**Written problem**.
Leave out the images and repeat the listing below without a single change.

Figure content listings
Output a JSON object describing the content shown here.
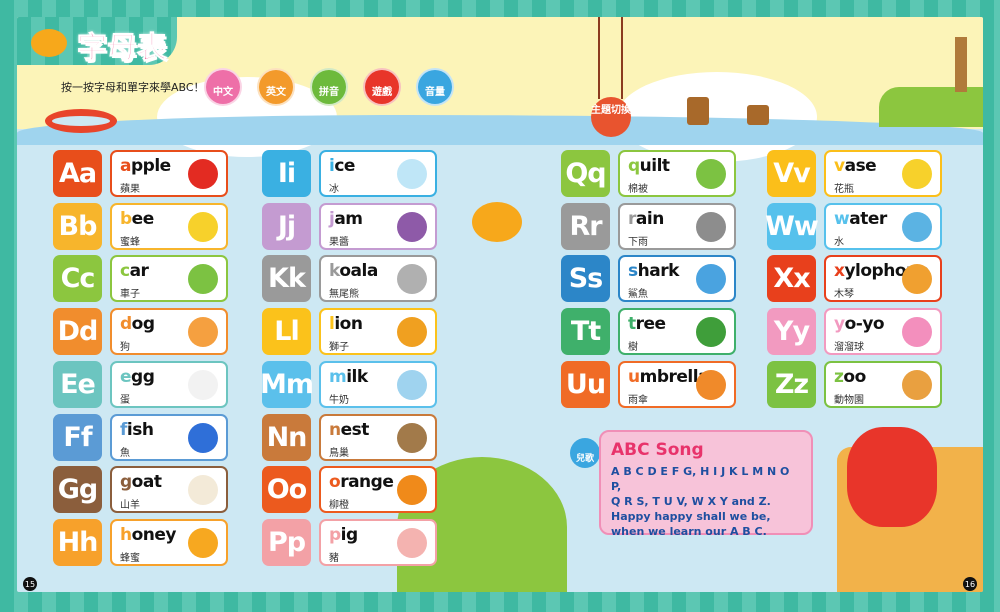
{
  "header": {
    "title": "字母表",
    "instruction": "按一按字母和單字來學ABC！"
  },
  "modes": [
    {
      "label": "中文",
      "color": "#ee6fa8"
    },
    {
      "label": "英文",
      "color": "#f39a2b"
    },
    {
      "label": "拼音",
      "color": "#6dba3c"
    },
    {
      "label": "遊戲",
      "color": "#e8352a"
    },
    {
      "label": "音量",
      "color": "#3aa6e0"
    }
  ],
  "theme_button": {
    "label": "主題切換"
  },
  "letters": [
    {
      "letter": "Aa",
      "first": "a",
      "rest": "pple",
      "zh": "蘋果",
      "color": "#e84e1b",
      "pic": "apple-icon",
      "picColor": "#e32b22"
    },
    {
      "letter": "Bb",
      "first": "b",
      "rest": "ee",
      "zh": "蜜蜂",
      "color": "#f7b52c",
      "pic": "bee-icon",
      "picColor": "#f7d12b"
    },
    {
      "letter": "Cc",
      "first": "c",
      "rest": "ar",
      "zh": "車子",
      "color": "#8cc63f",
      "pic": "car-icon",
      "picColor": "#7cc242"
    },
    {
      "letter": "Dd",
      "first": "d",
      "rest": "og",
      "zh": "狗",
      "color": "#f18d2d",
      "pic": "dog-icon",
      "picColor": "#f5a040"
    },
    {
      "letter": "Ee",
      "first": "e",
      "rest": "gg",
      "zh": "蛋",
      "color": "#6cc5c0",
      "pic": "egg-icon",
      "picColor": "#f2f2f2"
    },
    {
      "letter": "Ff",
      "first": "f",
      "rest": "ish",
      "zh": "魚",
      "color": "#5b9bd5",
      "pic": "fish-icon",
      "picColor": "#2f6fd8"
    },
    {
      "letter": "Gg",
      "first": "g",
      "rest": "oat",
      "zh": "山羊",
      "color": "#8b5e3c",
      "pic": "goat-icon",
      "picColor": "#f3ead8"
    },
    {
      "letter": "Hh",
      "first": "h",
      "rest": "oney",
      "zh": "蜂蜜",
      "color": "#f7a12b",
      "pic": "honey-icon",
      "picColor": "#f7a820"
    },
    {
      "letter": "Ii",
      "first": "i",
      "rest": "ce",
      "zh": "冰",
      "color": "#3ab0e2",
      "pic": "ice-icon",
      "picColor": "#bfe6f7"
    },
    {
      "letter": "Jj",
      "first": "j",
      "rest": "am",
      "zh": "果醬",
      "color": "#c49bd1",
      "pic": "jam-icon",
      "picColor": "#8e5aa8"
    },
    {
      "letter": "Kk",
      "first": "k",
      "rest": "oala",
      "zh": "無尾熊",
      "color": "#9a9a9a",
      "pic": "koala-icon",
      "picColor": "#b0b0b0"
    },
    {
      "letter": "Ll",
      "first": "l",
      "rest": "ion",
      "zh": "獅子",
      "color": "#fbc21b",
      "pic": "lion-icon",
      "picColor": "#f0a020"
    },
    {
      "letter": "Mm",
      "first": "m",
      "rest": "ilk",
      "zh": "牛奶",
      "color": "#5bc0eb",
      "pic": "milk-icon",
      "picColor": "#9fd3ef"
    },
    {
      "letter": "Nn",
      "first": "n",
      "rest": "est",
      "zh": "鳥巢",
      "color": "#c97a3b",
      "pic": "nest-icon",
      "picColor": "#a27a4a"
    },
    {
      "letter": "Oo",
      "first": "o",
      "rest": "range",
      "zh": "柳橙",
      "color": "#ec5a1e",
      "pic": "orange-icon",
      "picColor": "#f08a1a"
    },
    {
      "letter": "Pp",
      "first": "p",
      "rest": "ig",
      "zh": "豬",
      "color": "#f3a1a6",
      "pic": "pig-icon",
      "picColor": "#f4b3b0"
    },
    {
      "letter": "Qq",
      "first": "q",
      "rest": "uilt",
      "zh": "棉被",
      "color": "#8cc63f",
      "pic": "quilt-icon",
      "picColor": "#7cc242"
    },
    {
      "letter": "Rr",
      "first": "r",
      "rest": "ain",
      "zh": "下雨",
      "color": "#9a9a9a",
      "pic": "rain-cloud-icon",
      "picColor": "#8d8d8d"
    },
    {
      "letter": "Ss",
      "first": "s",
      "rest": "hark",
      "zh": "鯊魚",
      "color": "#2c86c8",
      "pic": "shark-icon",
      "picColor": "#4aa3e0"
    },
    {
      "letter": "Tt",
      "first": "t",
      "rest": "ree",
      "zh": "樹",
      "color": "#3fb06b",
      "pic": "tree-icon",
      "picColor": "#3f9e3a"
    },
    {
      "letter": "Uu",
      "first": "u",
      "rest": "mbrella",
      "zh": "雨傘",
      "color": "#f06b26",
      "pic": "umbrella-icon",
      "picColor": "#f08a2a"
    },
    {
      "letter": "Vv",
      "first": "v",
      "rest": "ase",
      "zh": "花瓶",
      "color": "#fbbf1a",
      "pic": "vase-icon",
      "picColor": "#f7d12b"
    },
    {
      "letter": "Ww",
      "first": "w",
      "rest": "ater",
      "zh": "水",
      "color": "#56c1ec",
      "pic": "water-drop-icon",
      "picColor": "#5bb3e3"
    },
    {
      "letter": "Xx",
      "first": "x",
      "rest": "ylophone",
      "zh": "木琴",
      "color": "#e8401c",
      "pic": "xylophone-icon",
      "picColor": "#f0a030"
    },
    {
      "letter": "Yy",
      "first": "y",
      "rest": "o-yo",
      "zh": "溜溜球",
      "color": "#f29ac0",
      "pic": "yoyo-icon",
      "picColor": "#f38fbd"
    },
    {
      "letter": "Zz",
      "first": "z",
      "rest": "oo",
      "zh": "動物園",
      "color": "#7cc242",
      "pic": "zoo-icon",
      "picColor": "#e9a040"
    }
  ],
  "song": {
    "icon_label": "兒歌",
    "title": "ABC Song",
    "lines": [
      "A B C D E F G, H I J K L M N O P,",
      "Q R S, T U V, W X Y and Z.",
      "Happy happy shall we be,",
      "when we learn our A B C."
    ]
  },
  "page_numbers": {
    "left": "15",
    "right": "16"
  }
}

**Solution for this problem**.
Output a JSON object describing the content shown here.
{
  "header": {
    "title": "字母表",
    "instruction": "按一按字母和單字來學ABC！"
  },
  "modes": [
    {
      "label": "中文",
      "color": "#ee6fa8"
    },
    {
      "label": "英文",
      "color": "#f39a2b"
    },
    {
      "label": "拼音",
      "color": "#6dba3c"
    },
    {
      "label": "遊戲",
      "color": "#e8352a"
    },
    {
      "label": "音量",
      "color": "#3aa6e0"
    }
  ],
  "theme_button": {
    "label": "主題切換"
  },
  "letters": [
    {
      "letter": "Aa",
      "first": "a",
      "rest": "pple",
      "zh": "蘋果",
      "color": "#e84e1b",
      "pic": "apple-icon",
      "picColor": "#e32b22"
    },
    {
      "letter": "Bb",
      "first": "b",
      "rest": "ee",
      "zh": "蜜蜂",
      "color": "#f7b52c",
      "pic": "bee-icon",
      "picColor": "#f7d12b"
    },
    {
      "letter": "Cc",
      "first": "c",
      "rest": "ar",
      "zh": "車子",
      "color": "#8cc63f",
      "pic": "car-icon",
      "picColor": "#7cc242"
    },
    {
      "letter": "Dd",
      "first": "d",
      "rest": "og",
      "zh": "狗",
      "color": "#f18d2d",
      "pic": "dog-icon",
      "picColor": "#f5a040"
    },
    {
      "letter": "Ee",
      "first": "e",
      "rest": "gg",
      "zh": "蛋",
      "color": "#6cc5c0",
      "pic": "egg-icon",
      "picColor": "#f2f2f2"
    },
    {
      "letter": "Ff",
      "first": "f",
      "rest": "ish",
      "zh": "魚",
      "color": "#5b9bd5",
      "pic": "fish-icon",
      "picColor": "#2f6fd8"
    },
    {
      "letter": "Gg",
      "first": "g",
      "rest": "oat",
      "zh": "山羊",
      "color": "#8b5e3c",
      "pic": "goat-icon",
      "picColor": "#f3ead8"
    },
    {
      "letter": "Hh",
      "first": "h",
      "rest": "oney",
      "zh": "蜂蜜",
      "color": "#f7a12b",
      "pic": "honey-icon",
      "picColor": "#f7a820"
    },
    {
      "letter": "Ii",
      "first": "i",
      "rest": "ce",
      "zh": "冰",
      "color": "#3ab0e2",
      "pic": "ice-icon",
      "picColor": "#bfe6f7"
    },
    {
      "letter": "Jj",
      "first": "j",
      "rest": "am",
      "zh": "果醬",
      "color": "#c49bd1",
      "pic": "jam-icon",
      "picColor": "#8e5aa8"
    },
    {
      "letter": "Kk",
      "first": "k",
      "rest": "oala",
      "zh": "無尾熊",
      "color": "#9a9a9a",
      "pic": "koala-icon",
      "picColor": "#b0b0b0"
    },
    {
      "letter": "Ll",
      "first": "l",
      "rest": "ion",
      "zh": "獅子",
      "color": "#fbc21b",
      "pic": "lion-icon",
      "picColor": "#f0a020"
    },
    {
      "letter": "Mm",
      "first": "m",
      "rest": "ilk",
      "zh": "牛奶",
      "color": "#5bc0eb",
      "pic": "milk-icon",
      "picColor": "#9fd3ef"
    },
    {
      "letter": "Nn",
      "first": "n",
      "rest": "est",
      "zh": "鳥巢",
      "color": "#c97a3b",
      "pic": "nest-icon",
      "picColor": "#a27a4a"
    },
    {
      "letter": "Oo",
      "first": "o",
      "rest": "range",
      "zh": "柳橙",
      "color": "#ec5a1e",
      "pic": "orange-icon",
      "picColor": "#f08a1a"
    },
    {
      "letter": "Pp",
      "first": "p",
      "rest": "ig",
      "zh": "豬",
      "color": "#f3a1a6",
      "pic": "pig-icon",
      "picColor": "#f4b3b0"
    },
    {
      "letter": "Qq",
      "first": "q",
      "rest": "uilt",
      "zh": "棉被",
      "color": "#8cc63f",
      "pic": "quilt-icon",
      "picColor": "#7cc242"
    },
    {
      "letter": "Rr",
      "first": "r",
      "rest": "ain",
      "zh": "下雨",
      "color": "#9a9a9a",
      "pic": "rain-cloud-icon",
      "picColor": "#8d8d8d"
    },
    {
      "letter": "Ss",
      "first": "s",
      "rest": "hark",
      "zh": "鯊魚",
      "color": "#2c86c8",
      "pic": "shark-icon",
      "picColor": "#4aa3e0"
    },
    {
      "letter": "Tt",
      "first": "t",
      "rest": "ree",
      "zh": "樹",
      "color": "#3fb06b",
      "pic": "tree-icon",
      "picColor": "#3f9e3a"
    },
    {
      "letter": "Uu",
      "first": "u",
      "rest": "mbrella",
      "zh": "雨傘",
      "color": "#f06b26",
      "pic": "umbrella-icon",
      "picColor": "#f08a2a"
    },
    {
      "letter": "Vv",
      "first": "v",
      "rest": "ase",
      "zh": "花瓶",
      "color": "#fbbf1a",
      "pic": "vase-icon",
      "picColor": "#f7d12b"
    },
    {
      "letter": "Ww",
      "first": "w",
      "rest": "ater",
      "zh": "水",
      "color": "#56c1ec",
      "pic": "water-drop-icon",
      "picColor": "#5bb3e3"
    },
    {
      "letter": "Xx",
      "first": "x",
      "rest": "ylophone",
      "zh": "木琴",
      "color": "#e8401c",
      "pic": "xylophone-icon",
      "picColor": "#f0a030"
    },
    {
      "letter": "Yy",
      "first": "y",
      "rest": "o-yo",
      "zh": "溜溜球",
      "color": "#f29ac0",
      "pic": "yoyo-icon",
      "picColor": "#f38fbd"
    },
    {
      "letter": "Zz",
      "first": "z",
      "rest": "oo",
      "zh": "動物園",
      "color": "#7cc242",
      "pic": "zoo-icon",
      "picColor": "#e9a040"
    }
  ],
  "song": {
    "icon_label": "兒歌",
    "title": "ABC Song",
    "lines": [
      "A B C D E F G, H I J K L M N O P,",
      "Q R S, T U V, W X Y and Z.",
      "Happy happy shall we be,",
      "when we learn our A B C."
    ]
  },
  "page_numbers": {
    "left": "15",
    "right": "16"
  }
}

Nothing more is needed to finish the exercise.